Direction: Restate the whole of the material. Keep every word, and drop the pictures.

Listed records:

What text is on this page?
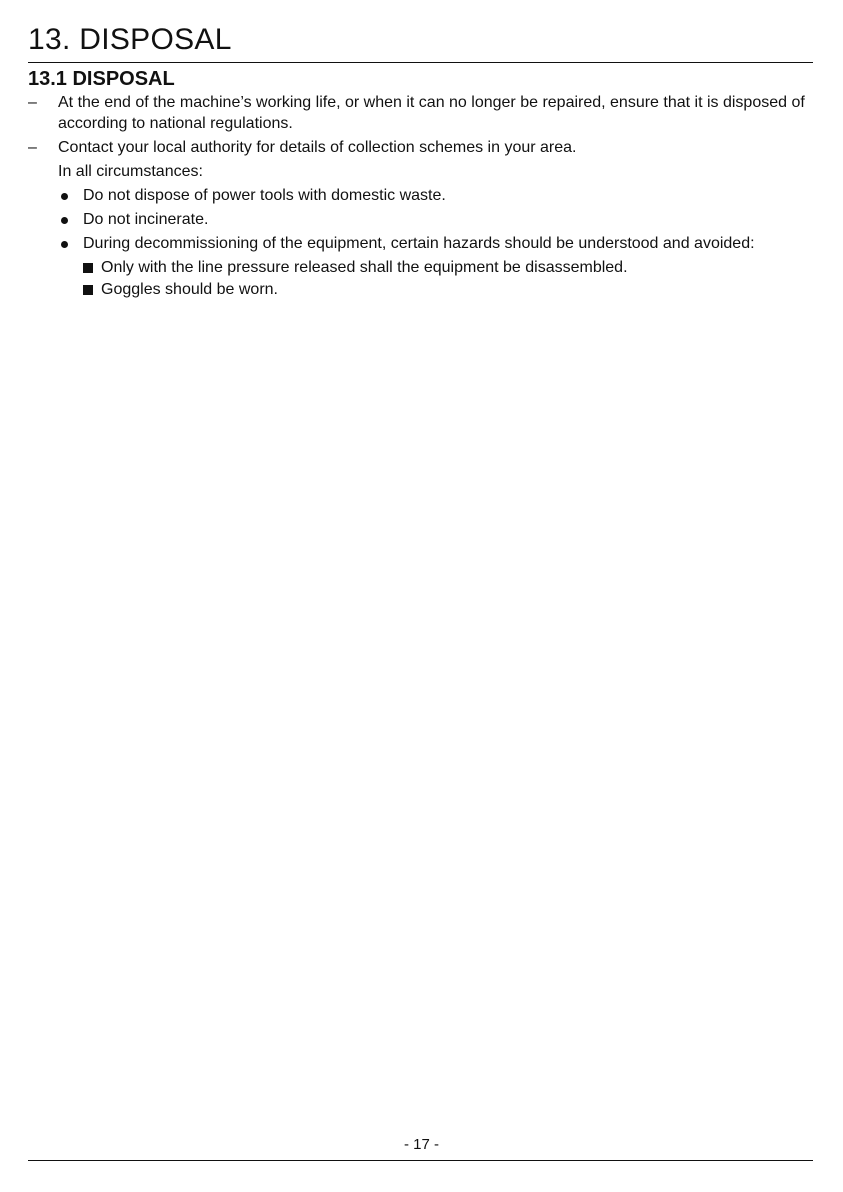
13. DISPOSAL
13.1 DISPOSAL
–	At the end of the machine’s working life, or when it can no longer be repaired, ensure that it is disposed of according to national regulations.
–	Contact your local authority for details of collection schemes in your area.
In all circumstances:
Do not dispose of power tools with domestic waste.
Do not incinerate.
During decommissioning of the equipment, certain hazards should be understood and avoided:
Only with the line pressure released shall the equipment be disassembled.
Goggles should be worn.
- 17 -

Output of the task:
What text is on this page?
13. DISPOSAL
13.1 DISPOSAL
–	At the end of the machine’s working life, or when it can no longer be repaired, ensure that it is disposed of according to national regulations.
–	Contact your local authority for details of collection schemes in your area.
In all circumstances:
Do not dispose of power tools with domestic waste.
Do not incinerate.
During decommissioning of the equipment, certain hazards should be understood and avoided:
Only with the line pressure released shall the equipment be disassembled.
Goggles should be worn.
- 17 -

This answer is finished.